■ **Passage to read**:
*** Block opens ***

What Do I Say?
A look at how one may address friends going through trying times.
Many times I hear people say they know someone who is just great at dealing with stressful situations. These people just seem to know the right thing to say and when to say it. How do you become one of those people?
In most cases these people have seen much trouble in their lives and saw reaction from others from crude or not very well thought out comments from them. The adage of “Think before you speak” Plays a big role here.
One instance comes to mind, that really happened to me. My husband was diagnosed with cancer was fighting the battle of his life. One day while getting gas at a station nearby, an acquaintance saw me and she came running over to me asking how I had been and the usual small talk, then she asked if what she heard was true, that my husband had cancer. I said yes and that it was a battle but we would handle things one day at a time. And then she asked me something that I just couldn’t believe. “Did he smoke?” she asked. That to me was like a slap in the face. Why? Well, although there is much talk of how smoking is bad for you, there are many other factors that can lead to cancer, none of which is concrete at this point in time. You see to me it was a senseless question. Does it matter if he smoked? Can that be changed? Many people get cancer and not all of them smoke. The thing she could have said would go something like, “I hope things go well, if there is anything I can do, let me know”. But, she didn’t. So I answered her question. Yes he did smoke but quit. I never saw her again until the funeral.
Trying to help people through trying times is difficult. Here are a few things NOT to say at a funeral for example.

*** Block closes ***

Source records:
*** Block opens ***

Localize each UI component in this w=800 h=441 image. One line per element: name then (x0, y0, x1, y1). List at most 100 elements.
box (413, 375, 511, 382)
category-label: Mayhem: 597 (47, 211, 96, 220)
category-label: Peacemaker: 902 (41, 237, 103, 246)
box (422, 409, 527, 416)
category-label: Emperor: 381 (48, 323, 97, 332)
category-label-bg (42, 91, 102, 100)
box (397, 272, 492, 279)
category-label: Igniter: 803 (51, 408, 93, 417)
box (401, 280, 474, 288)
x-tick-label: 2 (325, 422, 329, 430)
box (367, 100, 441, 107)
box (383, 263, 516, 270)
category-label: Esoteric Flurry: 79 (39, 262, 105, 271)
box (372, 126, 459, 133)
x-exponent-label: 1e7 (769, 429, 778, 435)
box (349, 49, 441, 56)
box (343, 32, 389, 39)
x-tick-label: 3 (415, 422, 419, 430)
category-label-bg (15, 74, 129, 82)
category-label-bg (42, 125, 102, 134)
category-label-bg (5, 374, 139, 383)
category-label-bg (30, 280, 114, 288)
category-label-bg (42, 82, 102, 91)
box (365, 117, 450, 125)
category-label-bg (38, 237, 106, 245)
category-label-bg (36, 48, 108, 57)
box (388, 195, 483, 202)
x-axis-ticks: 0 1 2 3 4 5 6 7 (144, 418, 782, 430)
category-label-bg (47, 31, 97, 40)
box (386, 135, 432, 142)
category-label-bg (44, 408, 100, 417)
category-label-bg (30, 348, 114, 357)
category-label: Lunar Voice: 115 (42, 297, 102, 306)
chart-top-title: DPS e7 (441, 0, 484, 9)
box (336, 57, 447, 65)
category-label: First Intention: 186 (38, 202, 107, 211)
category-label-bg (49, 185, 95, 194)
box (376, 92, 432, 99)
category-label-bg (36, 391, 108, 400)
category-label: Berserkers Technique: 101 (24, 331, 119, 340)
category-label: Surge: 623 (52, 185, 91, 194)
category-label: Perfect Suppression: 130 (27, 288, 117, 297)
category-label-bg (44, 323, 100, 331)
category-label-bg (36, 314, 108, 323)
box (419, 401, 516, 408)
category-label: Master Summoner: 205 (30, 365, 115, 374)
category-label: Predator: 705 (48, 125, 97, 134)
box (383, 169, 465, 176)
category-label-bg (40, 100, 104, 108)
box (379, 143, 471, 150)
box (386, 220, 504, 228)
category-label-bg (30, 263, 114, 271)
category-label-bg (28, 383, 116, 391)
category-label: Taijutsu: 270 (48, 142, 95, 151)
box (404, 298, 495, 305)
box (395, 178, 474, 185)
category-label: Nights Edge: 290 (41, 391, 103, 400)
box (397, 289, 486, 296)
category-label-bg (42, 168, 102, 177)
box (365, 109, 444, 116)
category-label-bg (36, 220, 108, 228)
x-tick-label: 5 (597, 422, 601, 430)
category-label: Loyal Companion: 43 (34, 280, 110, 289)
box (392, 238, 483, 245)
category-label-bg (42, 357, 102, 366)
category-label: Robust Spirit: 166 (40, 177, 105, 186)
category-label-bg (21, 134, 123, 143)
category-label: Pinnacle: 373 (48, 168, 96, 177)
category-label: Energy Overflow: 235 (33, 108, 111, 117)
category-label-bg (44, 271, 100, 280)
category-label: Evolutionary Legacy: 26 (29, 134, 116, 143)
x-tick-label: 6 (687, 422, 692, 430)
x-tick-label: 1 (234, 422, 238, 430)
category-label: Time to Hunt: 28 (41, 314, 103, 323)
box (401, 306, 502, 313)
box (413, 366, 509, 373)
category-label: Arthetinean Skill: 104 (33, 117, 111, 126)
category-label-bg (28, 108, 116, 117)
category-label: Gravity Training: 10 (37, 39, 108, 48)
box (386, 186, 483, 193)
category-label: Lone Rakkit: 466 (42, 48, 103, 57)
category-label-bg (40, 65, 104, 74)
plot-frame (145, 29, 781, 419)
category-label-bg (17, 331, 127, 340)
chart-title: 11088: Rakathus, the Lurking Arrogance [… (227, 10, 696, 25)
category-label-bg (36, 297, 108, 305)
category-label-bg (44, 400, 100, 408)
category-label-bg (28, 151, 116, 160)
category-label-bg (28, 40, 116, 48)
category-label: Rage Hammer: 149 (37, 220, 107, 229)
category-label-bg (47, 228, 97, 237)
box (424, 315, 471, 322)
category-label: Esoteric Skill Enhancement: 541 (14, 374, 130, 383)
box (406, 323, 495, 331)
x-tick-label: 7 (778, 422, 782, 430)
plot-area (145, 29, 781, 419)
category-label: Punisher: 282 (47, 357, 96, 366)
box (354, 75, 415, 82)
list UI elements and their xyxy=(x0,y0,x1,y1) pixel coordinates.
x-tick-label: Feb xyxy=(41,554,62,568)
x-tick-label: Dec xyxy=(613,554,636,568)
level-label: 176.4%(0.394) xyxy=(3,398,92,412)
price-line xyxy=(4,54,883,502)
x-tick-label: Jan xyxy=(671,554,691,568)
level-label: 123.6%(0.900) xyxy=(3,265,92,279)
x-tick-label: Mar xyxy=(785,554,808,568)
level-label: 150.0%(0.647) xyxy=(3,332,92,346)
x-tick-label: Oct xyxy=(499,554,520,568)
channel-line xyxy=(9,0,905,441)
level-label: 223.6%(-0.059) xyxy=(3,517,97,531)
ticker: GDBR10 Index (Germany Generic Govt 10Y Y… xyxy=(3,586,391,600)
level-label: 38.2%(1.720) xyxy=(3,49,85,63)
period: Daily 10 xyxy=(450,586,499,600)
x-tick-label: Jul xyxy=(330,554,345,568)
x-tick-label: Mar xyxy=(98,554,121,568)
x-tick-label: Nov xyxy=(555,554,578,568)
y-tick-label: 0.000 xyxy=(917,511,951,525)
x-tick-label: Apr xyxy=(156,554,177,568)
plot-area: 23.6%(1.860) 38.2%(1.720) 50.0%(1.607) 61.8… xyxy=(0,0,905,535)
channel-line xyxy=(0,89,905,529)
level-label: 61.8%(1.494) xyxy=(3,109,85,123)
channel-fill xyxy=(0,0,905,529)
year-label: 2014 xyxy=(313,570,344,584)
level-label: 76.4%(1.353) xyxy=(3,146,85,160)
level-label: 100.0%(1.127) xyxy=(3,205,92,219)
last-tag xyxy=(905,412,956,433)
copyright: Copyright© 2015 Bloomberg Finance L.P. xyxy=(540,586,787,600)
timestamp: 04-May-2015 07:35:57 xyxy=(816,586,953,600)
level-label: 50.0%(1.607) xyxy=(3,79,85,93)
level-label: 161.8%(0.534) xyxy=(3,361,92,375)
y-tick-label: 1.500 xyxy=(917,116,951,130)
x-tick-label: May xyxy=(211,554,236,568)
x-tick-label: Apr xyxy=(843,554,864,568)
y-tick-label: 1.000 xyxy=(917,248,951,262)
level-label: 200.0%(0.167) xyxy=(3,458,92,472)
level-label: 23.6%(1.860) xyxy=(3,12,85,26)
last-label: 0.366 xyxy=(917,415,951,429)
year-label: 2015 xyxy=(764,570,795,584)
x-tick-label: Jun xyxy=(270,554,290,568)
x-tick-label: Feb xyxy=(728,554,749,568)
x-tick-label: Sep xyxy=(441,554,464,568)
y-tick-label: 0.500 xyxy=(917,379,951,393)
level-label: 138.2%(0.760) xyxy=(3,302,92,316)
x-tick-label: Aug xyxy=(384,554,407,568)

*** Block closes ***

■ **Brief 1**: Transcribe the part of the essay "What Do I Say?" that begins at the words "A look at how" and stops after the words "of those people?".
■ **Brief 2**: In the essay "What Do I Say?", list every sentence ending in a question mark in the paragraph about the meeting at the gas station.
■ **Brief 3**: Resume the essay "What Do I Say?" from its final sentence.

■ **Exercise response 1**:
A look at how one may address friends going through trying times.
Many times I hear people say they know someone who is just great at dealing with stressful situations. These people just seem to know the right thing to say and when to say it. How do you become one of those people?

■ **Exercise response 2**:
- "Did he smoke?"
- "Why?"
- "Does it matter if he smoked?"
- "Can that be changed?"

■ **Exercise response 3**:
“He/she is better off now?” Reason for not saying that, Loved one wonders how you figure that. In the grieving persons mind they are better off with them, the loved ones, alive and well.
“He/she was so young” Reason for not saying that, Loved ones already know that and the reminder makes it hurt even more.
“At least they went quick” Wow, need I explain that one?
Now, the things you should say. “You have suffered a great loss, and if there is anything you need, please don’t hesitate to ask”. Then follow it through.
“I can’t imagine what you are going through, but if you need me I am here” This is very true, no one can understand it until you have been there.
Don’t ask silly questions. Be supportive and talk to people the way you would want to be talked to. These people that know what to say know also what not to say.
If you want to be the one that knows just how to say the right thing, think before you speak and you will do fine.
It is not just knowing what to say but how to act. If they have lost someone, do not alienate them after the funeral, they need you to help them get back into life. By not keeping contact, it is much harder to heal.
Doing these things will make you that person that people talk about.